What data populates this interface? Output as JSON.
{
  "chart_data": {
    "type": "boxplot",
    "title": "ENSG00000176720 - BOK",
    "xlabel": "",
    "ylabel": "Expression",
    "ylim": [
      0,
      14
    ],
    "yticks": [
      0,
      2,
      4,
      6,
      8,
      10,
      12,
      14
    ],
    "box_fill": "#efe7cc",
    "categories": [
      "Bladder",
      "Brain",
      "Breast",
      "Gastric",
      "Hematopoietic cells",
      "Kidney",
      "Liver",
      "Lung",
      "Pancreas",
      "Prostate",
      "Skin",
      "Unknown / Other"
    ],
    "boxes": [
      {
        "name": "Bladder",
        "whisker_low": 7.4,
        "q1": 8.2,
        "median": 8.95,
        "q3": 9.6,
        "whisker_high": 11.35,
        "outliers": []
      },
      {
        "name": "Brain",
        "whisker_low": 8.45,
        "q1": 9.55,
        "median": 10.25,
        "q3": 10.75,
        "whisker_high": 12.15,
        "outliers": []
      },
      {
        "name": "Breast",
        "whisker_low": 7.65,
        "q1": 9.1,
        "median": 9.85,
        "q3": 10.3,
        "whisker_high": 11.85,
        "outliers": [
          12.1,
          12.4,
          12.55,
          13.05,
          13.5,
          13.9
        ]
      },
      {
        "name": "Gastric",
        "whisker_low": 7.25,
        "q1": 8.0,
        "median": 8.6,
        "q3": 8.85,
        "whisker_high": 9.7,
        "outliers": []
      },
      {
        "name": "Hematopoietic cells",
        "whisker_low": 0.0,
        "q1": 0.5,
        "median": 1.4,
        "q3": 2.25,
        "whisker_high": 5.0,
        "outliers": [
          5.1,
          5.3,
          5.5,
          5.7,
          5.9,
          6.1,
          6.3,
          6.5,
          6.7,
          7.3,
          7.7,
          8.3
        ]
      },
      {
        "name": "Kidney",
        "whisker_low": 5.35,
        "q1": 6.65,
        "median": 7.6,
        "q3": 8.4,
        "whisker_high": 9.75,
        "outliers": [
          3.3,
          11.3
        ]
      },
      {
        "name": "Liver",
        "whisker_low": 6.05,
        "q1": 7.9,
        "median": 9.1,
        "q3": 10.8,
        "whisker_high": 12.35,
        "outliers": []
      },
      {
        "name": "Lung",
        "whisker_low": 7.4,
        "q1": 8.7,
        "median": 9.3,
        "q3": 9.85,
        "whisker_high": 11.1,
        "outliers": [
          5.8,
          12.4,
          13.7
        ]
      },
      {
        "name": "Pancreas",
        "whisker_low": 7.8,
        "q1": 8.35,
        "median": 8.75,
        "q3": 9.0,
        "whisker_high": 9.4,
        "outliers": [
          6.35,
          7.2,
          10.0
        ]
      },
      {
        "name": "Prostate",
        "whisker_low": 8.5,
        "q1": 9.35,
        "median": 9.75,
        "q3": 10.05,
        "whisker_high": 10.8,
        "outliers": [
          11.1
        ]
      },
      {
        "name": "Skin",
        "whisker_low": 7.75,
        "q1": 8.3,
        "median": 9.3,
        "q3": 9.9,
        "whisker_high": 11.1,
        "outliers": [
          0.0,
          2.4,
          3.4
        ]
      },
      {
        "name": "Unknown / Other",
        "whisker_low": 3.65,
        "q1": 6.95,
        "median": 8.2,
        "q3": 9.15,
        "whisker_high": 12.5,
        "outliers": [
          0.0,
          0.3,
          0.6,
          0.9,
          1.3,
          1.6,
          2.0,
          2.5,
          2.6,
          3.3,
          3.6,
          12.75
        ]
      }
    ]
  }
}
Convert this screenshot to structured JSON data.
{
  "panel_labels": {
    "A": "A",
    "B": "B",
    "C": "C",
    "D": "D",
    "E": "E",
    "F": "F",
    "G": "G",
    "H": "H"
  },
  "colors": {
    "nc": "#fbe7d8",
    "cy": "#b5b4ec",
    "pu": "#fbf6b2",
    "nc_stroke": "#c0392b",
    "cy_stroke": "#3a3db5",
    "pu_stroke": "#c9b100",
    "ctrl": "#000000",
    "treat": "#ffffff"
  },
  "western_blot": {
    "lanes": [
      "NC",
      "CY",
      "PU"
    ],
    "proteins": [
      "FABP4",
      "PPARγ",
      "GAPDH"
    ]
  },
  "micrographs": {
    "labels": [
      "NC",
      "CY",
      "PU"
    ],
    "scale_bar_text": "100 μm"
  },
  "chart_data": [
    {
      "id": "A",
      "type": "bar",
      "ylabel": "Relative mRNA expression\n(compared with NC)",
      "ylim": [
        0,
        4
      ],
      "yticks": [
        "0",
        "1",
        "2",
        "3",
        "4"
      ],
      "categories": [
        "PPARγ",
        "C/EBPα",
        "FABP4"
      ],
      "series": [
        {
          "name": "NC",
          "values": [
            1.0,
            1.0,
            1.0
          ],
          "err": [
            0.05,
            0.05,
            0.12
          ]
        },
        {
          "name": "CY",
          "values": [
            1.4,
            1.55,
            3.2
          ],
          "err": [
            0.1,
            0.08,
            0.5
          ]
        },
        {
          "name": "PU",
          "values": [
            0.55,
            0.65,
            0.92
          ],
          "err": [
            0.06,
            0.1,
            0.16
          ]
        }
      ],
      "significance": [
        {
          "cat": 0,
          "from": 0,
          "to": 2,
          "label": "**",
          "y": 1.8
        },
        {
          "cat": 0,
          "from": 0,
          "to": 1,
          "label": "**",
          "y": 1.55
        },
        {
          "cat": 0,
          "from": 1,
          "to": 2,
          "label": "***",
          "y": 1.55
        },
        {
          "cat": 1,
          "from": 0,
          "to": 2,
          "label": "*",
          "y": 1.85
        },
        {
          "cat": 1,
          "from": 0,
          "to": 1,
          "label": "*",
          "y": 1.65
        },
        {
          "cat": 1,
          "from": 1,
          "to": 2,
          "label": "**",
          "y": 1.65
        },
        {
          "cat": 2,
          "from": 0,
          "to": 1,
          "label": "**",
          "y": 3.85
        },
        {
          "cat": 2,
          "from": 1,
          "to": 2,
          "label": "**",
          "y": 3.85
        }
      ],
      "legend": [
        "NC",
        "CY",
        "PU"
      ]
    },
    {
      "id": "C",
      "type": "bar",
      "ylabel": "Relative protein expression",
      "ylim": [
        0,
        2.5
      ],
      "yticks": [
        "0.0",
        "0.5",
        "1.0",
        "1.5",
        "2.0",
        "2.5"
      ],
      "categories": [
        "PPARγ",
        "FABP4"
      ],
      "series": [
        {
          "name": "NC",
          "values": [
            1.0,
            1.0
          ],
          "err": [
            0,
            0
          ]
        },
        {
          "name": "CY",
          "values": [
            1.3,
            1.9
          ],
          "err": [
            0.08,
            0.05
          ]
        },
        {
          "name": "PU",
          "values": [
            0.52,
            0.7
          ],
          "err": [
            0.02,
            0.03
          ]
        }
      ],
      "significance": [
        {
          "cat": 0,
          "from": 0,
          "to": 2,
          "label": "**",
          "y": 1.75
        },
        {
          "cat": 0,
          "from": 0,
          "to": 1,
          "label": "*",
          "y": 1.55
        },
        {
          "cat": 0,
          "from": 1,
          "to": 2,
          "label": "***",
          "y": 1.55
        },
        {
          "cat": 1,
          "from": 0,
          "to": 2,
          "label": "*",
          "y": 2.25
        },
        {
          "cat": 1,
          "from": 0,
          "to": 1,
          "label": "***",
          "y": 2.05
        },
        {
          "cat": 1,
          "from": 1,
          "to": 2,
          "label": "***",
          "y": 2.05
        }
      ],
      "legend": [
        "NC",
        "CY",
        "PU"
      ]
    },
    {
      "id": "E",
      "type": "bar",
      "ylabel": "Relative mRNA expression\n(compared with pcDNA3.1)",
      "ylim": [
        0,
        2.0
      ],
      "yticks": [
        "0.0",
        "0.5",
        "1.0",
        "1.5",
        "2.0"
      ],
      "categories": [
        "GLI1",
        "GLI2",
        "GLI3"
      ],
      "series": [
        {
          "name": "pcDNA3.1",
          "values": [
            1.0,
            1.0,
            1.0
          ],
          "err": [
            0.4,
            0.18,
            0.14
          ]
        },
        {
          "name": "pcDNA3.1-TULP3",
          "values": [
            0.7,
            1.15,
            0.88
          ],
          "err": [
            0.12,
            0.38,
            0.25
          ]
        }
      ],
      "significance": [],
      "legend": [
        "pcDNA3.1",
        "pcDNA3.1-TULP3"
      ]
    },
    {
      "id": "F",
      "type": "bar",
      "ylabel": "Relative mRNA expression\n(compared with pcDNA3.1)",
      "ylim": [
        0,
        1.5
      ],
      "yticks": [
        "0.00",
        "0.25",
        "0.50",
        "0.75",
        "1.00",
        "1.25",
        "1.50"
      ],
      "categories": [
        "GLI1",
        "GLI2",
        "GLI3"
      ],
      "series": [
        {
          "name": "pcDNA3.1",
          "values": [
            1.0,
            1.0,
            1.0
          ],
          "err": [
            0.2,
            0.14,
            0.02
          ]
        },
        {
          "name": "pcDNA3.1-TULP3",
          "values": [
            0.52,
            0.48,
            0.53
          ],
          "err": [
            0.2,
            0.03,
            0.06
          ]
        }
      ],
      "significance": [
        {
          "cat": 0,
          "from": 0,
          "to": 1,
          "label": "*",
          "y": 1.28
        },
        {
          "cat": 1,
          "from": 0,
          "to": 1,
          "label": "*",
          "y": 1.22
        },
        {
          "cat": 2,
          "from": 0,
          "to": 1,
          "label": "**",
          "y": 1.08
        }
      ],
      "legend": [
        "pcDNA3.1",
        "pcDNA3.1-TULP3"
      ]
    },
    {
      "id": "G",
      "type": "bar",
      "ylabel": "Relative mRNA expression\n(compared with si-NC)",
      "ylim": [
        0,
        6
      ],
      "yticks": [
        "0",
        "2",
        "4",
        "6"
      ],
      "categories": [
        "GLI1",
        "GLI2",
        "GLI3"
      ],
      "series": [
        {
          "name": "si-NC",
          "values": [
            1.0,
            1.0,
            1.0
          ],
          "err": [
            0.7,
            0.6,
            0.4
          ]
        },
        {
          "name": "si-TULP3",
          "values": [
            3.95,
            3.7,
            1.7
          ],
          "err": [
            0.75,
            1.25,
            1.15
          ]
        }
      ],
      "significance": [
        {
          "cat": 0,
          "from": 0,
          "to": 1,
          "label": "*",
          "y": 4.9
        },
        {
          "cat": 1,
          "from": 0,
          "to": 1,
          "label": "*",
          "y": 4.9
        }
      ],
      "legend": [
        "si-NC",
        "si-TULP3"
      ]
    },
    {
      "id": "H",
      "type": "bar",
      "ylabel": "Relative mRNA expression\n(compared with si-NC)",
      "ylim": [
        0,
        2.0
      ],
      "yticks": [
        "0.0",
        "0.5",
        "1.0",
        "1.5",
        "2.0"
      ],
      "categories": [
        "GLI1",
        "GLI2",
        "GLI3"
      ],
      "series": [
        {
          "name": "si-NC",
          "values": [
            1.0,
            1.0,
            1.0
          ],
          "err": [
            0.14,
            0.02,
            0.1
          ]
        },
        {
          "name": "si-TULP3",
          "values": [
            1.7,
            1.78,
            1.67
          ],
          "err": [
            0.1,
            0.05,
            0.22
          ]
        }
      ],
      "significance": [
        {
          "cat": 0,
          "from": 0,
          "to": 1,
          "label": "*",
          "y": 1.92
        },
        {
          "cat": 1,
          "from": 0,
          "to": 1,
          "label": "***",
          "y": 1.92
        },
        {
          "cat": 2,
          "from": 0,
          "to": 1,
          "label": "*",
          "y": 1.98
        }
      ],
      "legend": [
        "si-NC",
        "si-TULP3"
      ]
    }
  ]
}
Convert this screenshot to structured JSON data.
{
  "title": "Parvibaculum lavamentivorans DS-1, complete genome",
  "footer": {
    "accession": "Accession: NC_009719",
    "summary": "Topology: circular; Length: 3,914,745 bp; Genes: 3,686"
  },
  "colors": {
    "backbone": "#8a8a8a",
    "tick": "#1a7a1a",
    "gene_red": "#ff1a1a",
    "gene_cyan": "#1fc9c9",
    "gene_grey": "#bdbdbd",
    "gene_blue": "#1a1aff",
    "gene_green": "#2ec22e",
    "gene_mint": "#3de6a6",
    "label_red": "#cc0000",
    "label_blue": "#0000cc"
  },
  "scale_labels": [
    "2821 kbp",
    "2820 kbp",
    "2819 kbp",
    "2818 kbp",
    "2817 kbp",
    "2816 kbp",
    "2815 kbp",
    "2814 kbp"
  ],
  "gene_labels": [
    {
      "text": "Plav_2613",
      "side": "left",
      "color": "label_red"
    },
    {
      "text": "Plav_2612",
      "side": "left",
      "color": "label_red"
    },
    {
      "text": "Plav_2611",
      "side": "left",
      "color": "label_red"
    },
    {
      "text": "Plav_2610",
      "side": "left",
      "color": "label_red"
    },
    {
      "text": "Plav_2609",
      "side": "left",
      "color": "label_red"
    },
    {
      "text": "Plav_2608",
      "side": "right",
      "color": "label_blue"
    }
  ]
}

• **EXERCISE DIRECTIONS**
Your job is to return all lines above that hold the word "title".

• **OUTPUT FOR THIS TASK**
    "title": "ENSG00000176720 - BOK",
  "title": "Parvibaculum lavamentivorans DS-1, complete genome",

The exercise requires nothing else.